Exercise data ::
++++++++++
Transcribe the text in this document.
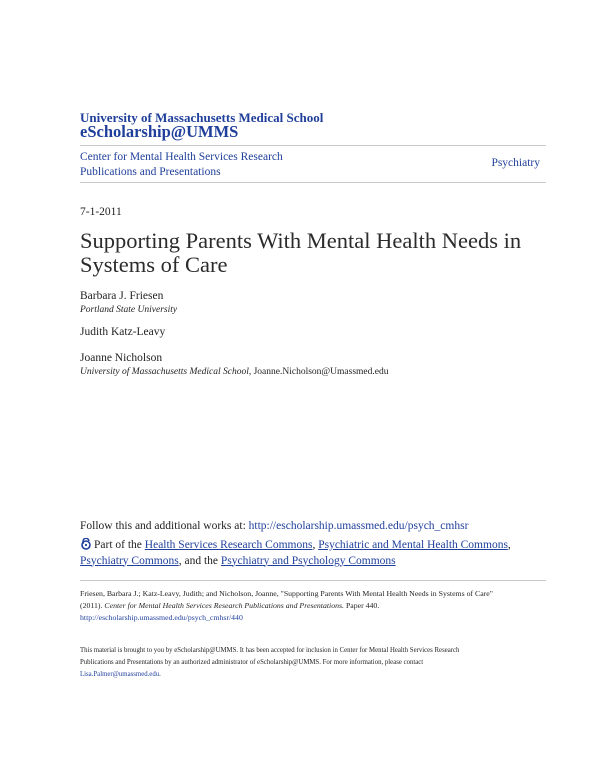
University of Massachusetts Medical School
eScholarship@UMMS
Center for Mental Health Services Research
Publications and Presentations
Psychiatry
7-1-2011
Supporting Parents With Mental Health Needs in
Systems of Care
Barbara J. Friesen
Portland State University
Judith Katz-Leavy
Joanne Nicholson
University of Massachusetts Medical School, Joanne.Nicholson@Umassmed.edu
Follow this and additional works at: http://escholarship.umassmed.edu/psych_cmhsr
Part of the Health Services Research Commons, Psychiatric and Mental Health Commons,
Psychiatry Commons, and the Psychiatry and Psychology Commons
Friesen, Barbara J.; Katz-Leavy, Judith; and Nicholson, Joanne, "Supporting Parents With Mental Health Needs in Systems of Care"
(2011). Center for Mental Health Services Research Publications and Presentations. Paper 440.
http://escholarship.umassmed.edu/psych_cmhsr/440
This material is brought to you by eScholarship@UMMS. It has been accepted for inclusion in Center for Mental Health Services Research
Publications and Presentations by an authorized administrator of eScholarship@UMMS. For more information, please contact
Lisa.Palmer@umassmed.edu.
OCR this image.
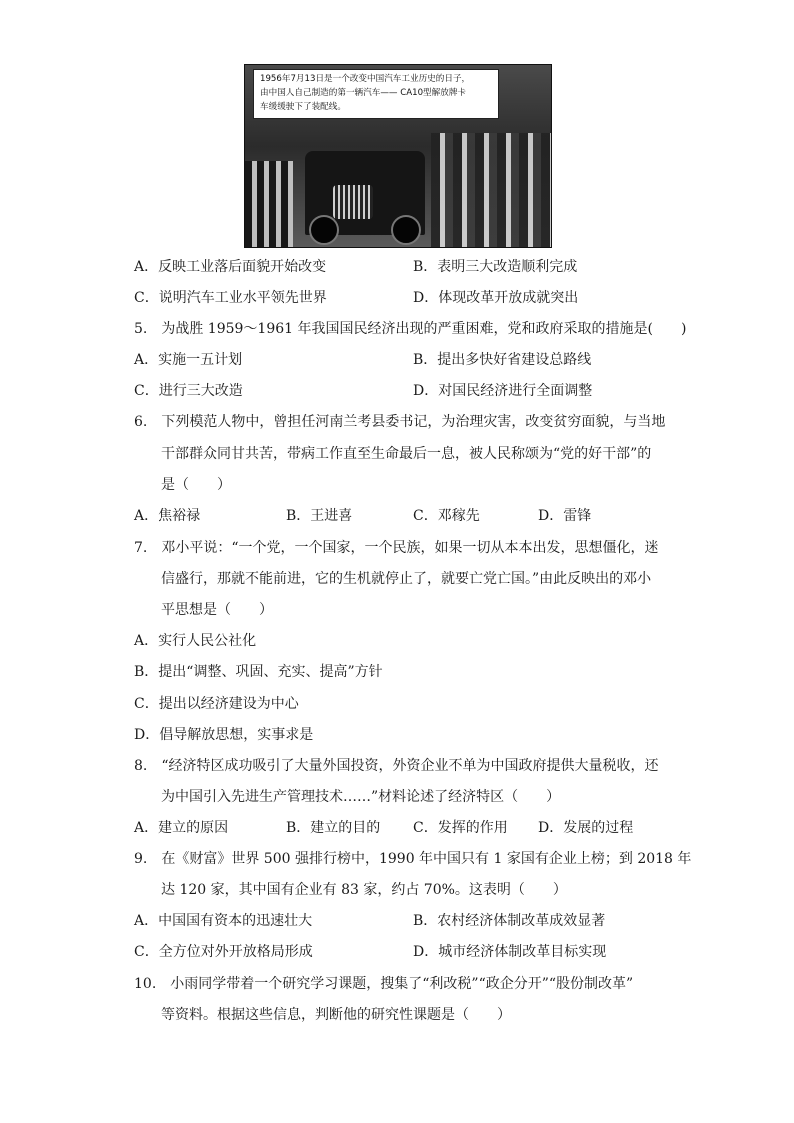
1956年7月13日是一个改变中国汽车工业历史的日子，
由中国人自己制造的第一辆汽车—— CA10型解放牌卡
车缓缓驶下了装配线。
A．反映工业落后面貌开始改变	B．表明三大改造顺利完成
C．说明汽车工业水平领先世界	D．体现改革开放成就突出
5.　为战胜 1959～1961 年我国国民经济出现的严重困难，党和政府采取的措施是(　　)
A．实施一五计划	B．提出多快好省建设总路线
C．进行三大改造	D．对国民经济进行全面调整
6.　下列模范人物中，曾担任河南兰考县委书记，为治理灾害，改变贫穷面貌，与当地
干部群众同甘共苦，带病工作直至生命最后一息，被人民称颂为“党的好干部”的
是（　　）
A．焦裕禄	B．王进喜	C．邓稼先	D．雷锋
7.　邓小平说：“一个党，一个国家，一个民族，如果一切从本本出发，思想僵化，迷
信盛行，那就不能前进，它的生机就停止了，就要亡党亡国。”由此反映出的邓小
平思想是（　　）
A．实行人民公社化
B．提出“调整、巩固、充实、提高”方针
C．提出以经济建设为中心
D．倡导解放思想，实事求是
8.　“经济特区成功吸引了大量外国投资，外资企业不单为中国政府提供大量税收，还
为中国引入先进生产管理技术……”材料论述了经济特区（　　）
A．建立的原因	B．建立的目的 C．发挥的作用 D．发展的过程
9.　在《财富》世界 500 强排行榜中，1990 年中国只有 1 家国有企业上榜；到 2018 年
达 120 家，其中国有企业有 83 家，约占 70%。这表明（　　）
A．中国国有资本的迅速壮大	B．农村经济体制改革成效显著
C．全方位对外开放格局形成	D．城市经济体制改革目标实现
10.　小雨同学带着一个研究学习课题，搜集了“利改税”“政企分开”“股份制改革”
等资料。根据这些信息，判断他的研究性课题是（　　）
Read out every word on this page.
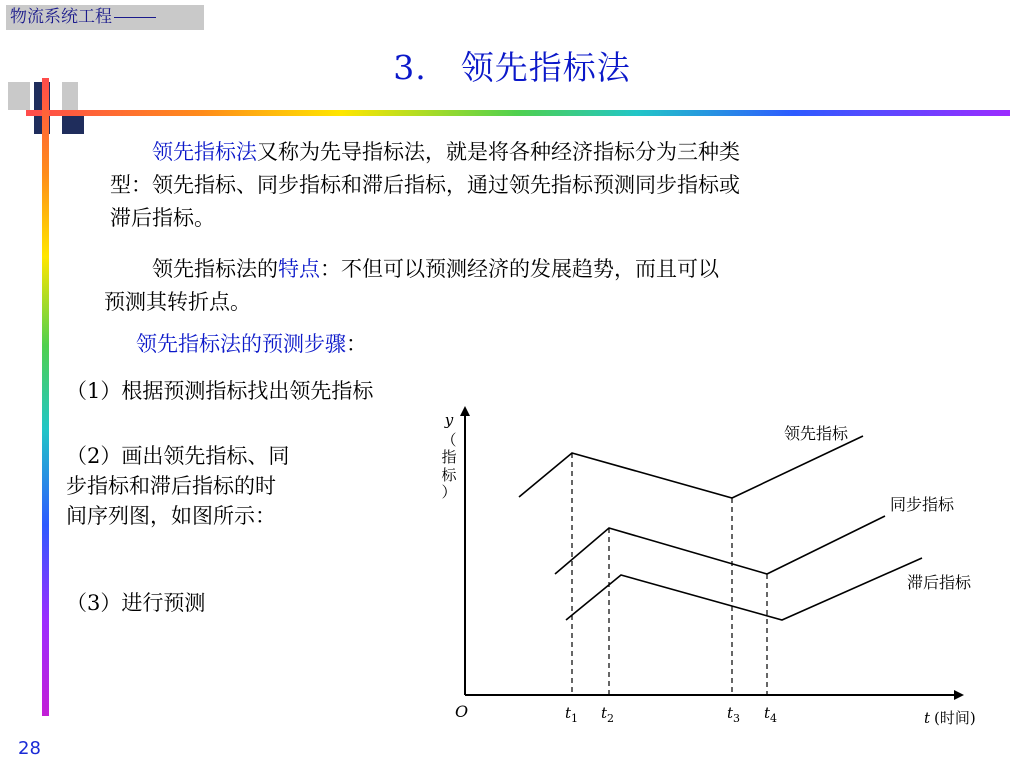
物流系统工程
3.　领先指标法
领先指标法又称为先导指标法，就是将各种经济指标分为三种类
型：领先指标、同步指标和滞后指标，通过领先指标预测同步指标或
滞后指标。
领先指标法的特点：不但可以预测经济的发展趋势，而且可以
预测其转折点。
领先指标法的预测步骤：
（1）根据预测指标找出领先指标
（2）画出领先指标、同
步指标和滞后指标的时
间序列图，如图所示：
（3）进行预测
y
（
指
标
）
O	t (时间)
$t_1$ $t_2$	$t_3$ $t_4$
领先指标
同步指标
滞后指标
28
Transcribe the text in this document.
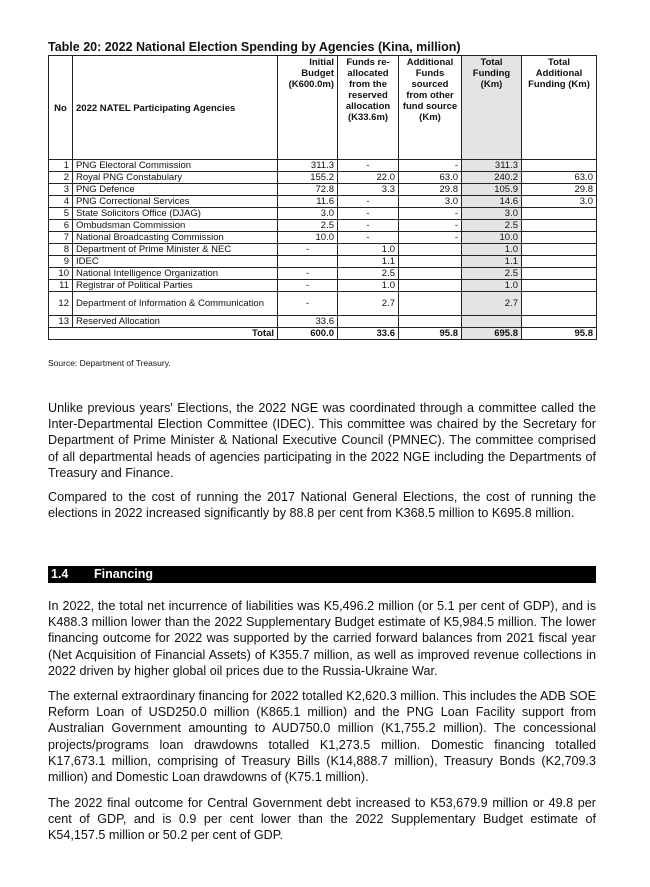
Table 20: 2022 National Election Spending by Agencies (Kina, million)
No	2022 NATEL Participating Agencies	Initial Budget (K600.0m)	Funds re-allocated from the reserved allocation (K33.6m)	Additional Funds sourced from other fund source (Km)	Total Funding (Km)	Total Additional Funding (Km)
1	PNG Electoral Commission	311.3	-	-	311.3	
2	Royal PNG Constabulary	155.2	22.0	63.0	240.2	63.0
3	PNG Defence	72.8	3.3	29.8	105.9	29.8
4	PNG Correctional Services	11.6	-	3.0	14.6	3.0
5	State Solicitors Office (DJAG)	3.0	-	-	3.0	
6	Ombudsman Commission	2.5	-	-	2.5	
7	National Broadcasting Commission	10.0	-	-	10.0	
8	Department of Prime Minister & NEC	-	1.0		1.0	
9	IDEC		1.1		1.1	
10	National Intelligence Organization	-	2.5		2.5	
11	Registrar of Political Parties	-	1.0		1.0	
12	Department of Information & Communication	-	2.7		2.7	
13	Reserved Allocation	33.6				
Total		600.0	33.6	95.8	695.8	95.8
Source: Department of Treasury.

Unlike previous years' Elections, the 2022 NGE was coordinated through a committee called the Inter-Departmental Election Committee (IDEC). This committee was chaired by the Secretary for Department of Prime Minister & National Executive Council (PMNEC). The committee comprised of all departmental heads of agencies participating in the 2022 NGE including the Departments of Treasury and Finance.

Compared to the cost of running the 2017 National General Elections, the cost of running the elections in 2022 increased significantly by 88.8 per cent from K368.5 million to K695.8 million.

1.4 Financing

In 2022, the total net incurrence of liabilities was K5,496.2 million (or 5.1 per cent of GDP), and is K488.3 million lower than the 2022 Supplementary Budget estimate of K5,984.5 million. The lower financing outcome for 2022 was supported by the carried forward balances from 2021 fiscal year (Net Acquisition of Financial Assets) of K355.7 million, as well as improved revenue collections in 2022 driven by higher global oil prices due to the Russia-Ukraine War.

The external extraordinary financing for 2022 totalled K2,620.3 million. This includes the ADB SOE Reform Loan of USD250.0 million (K865.1 million) and the PNG Loan Facility support from Australian Government amounting to AUD750.0 million (K1,755.2 million). The concessional projects/programs loan drawdowns totalled K1,273.5 million. Domestic financing totalled K17,673.1 million, comprising of Treasury Bills (K14,888.7 million), Treasury Bonds (K2,709.3 million) and Domestic Loan drawdowns of (K75.1 million).

The 2022 final outcome for Central Government debt increased to K53,679.9 million or 49.8 per cent of GDP, and is 0.9 per cent lower than the 2022 Supplementary Budget estimate of K54,157.5 million or 50.2 per cent of GDP.
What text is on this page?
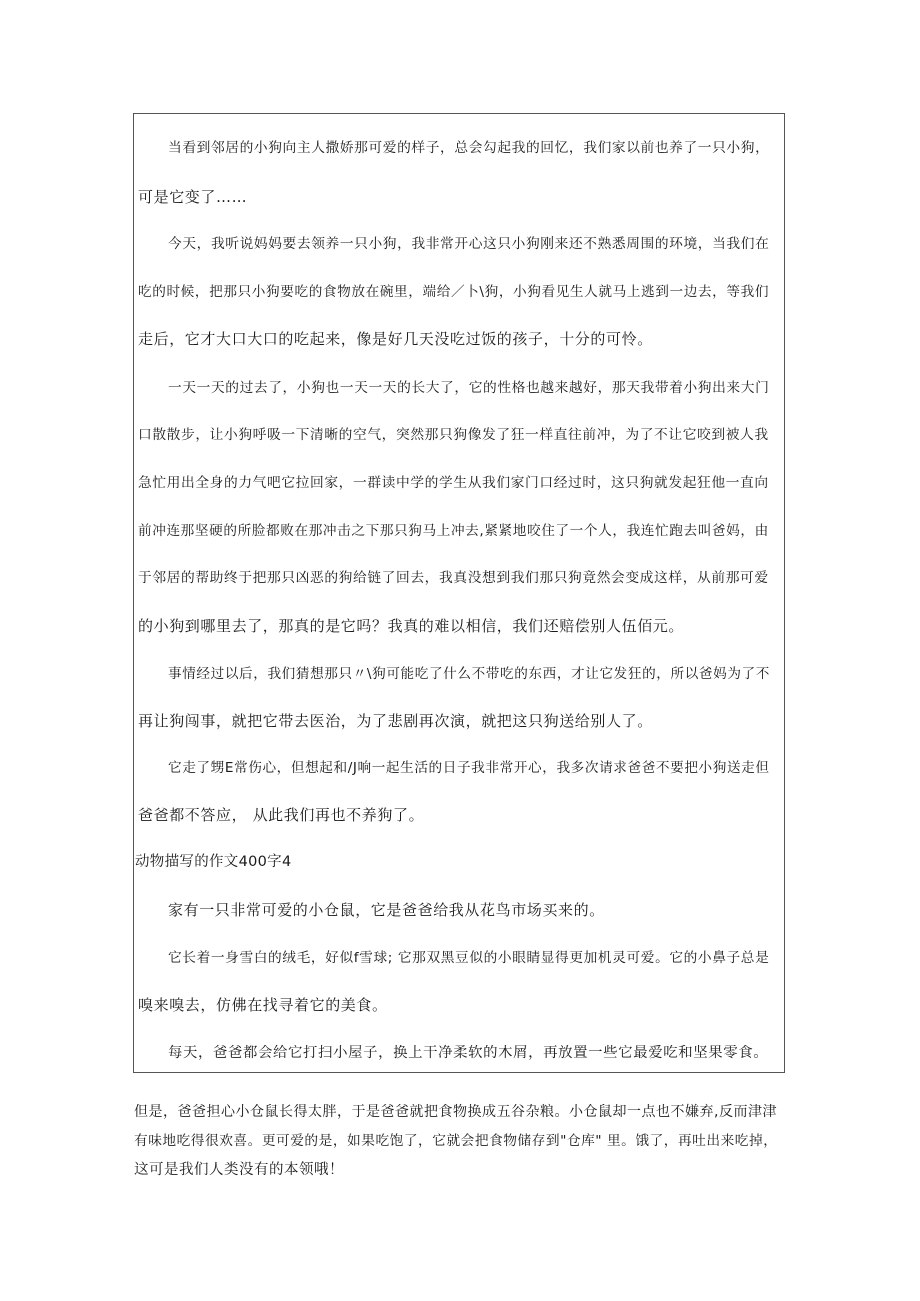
当看到邻居的小狗向主人撒娇那可爱的样子，总会勾起我的回忆，我们家以前也养了一只小狗，

可是它变了……

今天，我听说妈妈要去领养一只小狗，我非常开心这只小狗刚来还不熟悉周围的环境，当我们在

吃的时候，把那只小狗要吃的食物放在碗里，端给／卜\狗，小狗看见生人就马上逃到一边去，等我们

走后，它才大口大口的吃起来，像是好几天没吃过饭的孩子，十分的可怜。

一天一天的过去了，小狗也一天一天的长大了，它的性格也越来越好，那天我带着小狗出来大门

口散散步，让小狗呼吸一下清晰的空气，突然那只狗像发了狂一样直往前冲，为了不让它咬到被人我

急忙用出全身的力气吧它拉回家，一群读中学的学生从我们家门口经过时，这只狗就发起狂他一直向

前冲连那坚硬的所脸都败在那冲击之下那只狗马上冲去,紧紧地咬住了一个人，我连忙跑去叫爸妈，由

于邻居的帮助终于把那只凶恶的狗给链了回去，我真没想到我们那只狗竟然会变成这样，从前那可爱

的小狗到哪里去了，那真的是它吗？我真的难以相信，我们还赔偿别人伍佰元。

事情经过以后，我们猜想那只〃\狗可能吃了什么不带吃的东西，才让它发狂的，所以爸妈为了不

再让狗闯事，就把它带去医治，为了悲剧再次演，就把这只狗送给别人了。

它走了甥E常伤心，但想起和/J响一起生活的日子我非常开心，我多次请求爸爸不要把小狗送走但

爸爸都不答应， 从此我们再也不养狗了。

动物描写的作文400字4

家有一只非常可爱的小仓鼠，它是爸爸给我从花鸟市场买来的。

它长着一身雪白的绒毛，好似f雪球; 它那双黑豆似的小眼睛显得更加机灵可爱。它的小鼻子总是

嗅来嗅去，仿佛在找寻着它的美食。

每天，爸爸都会给它打扫小屋子，换上干净柔软的木屑，再放置一些它最爱吃和坚果零食。

但是，爸爸担心小仓鼠长得太胖，于是爸爸就把食物换成五谷杂粮。小仓鼠却一点也不嫌弃,反而津津

有味地吃得很欢喜。更可爱的是，如果吃饱了，它就会把食物储存到"仓库" 里。饿了，再吐出来吃掉，

这可是我们人类没有的本领哦！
++++++++++
Problem statement ::
Across the records, count the lines holding the string "Presentations". Give the number and stop.

Solved problem ::
3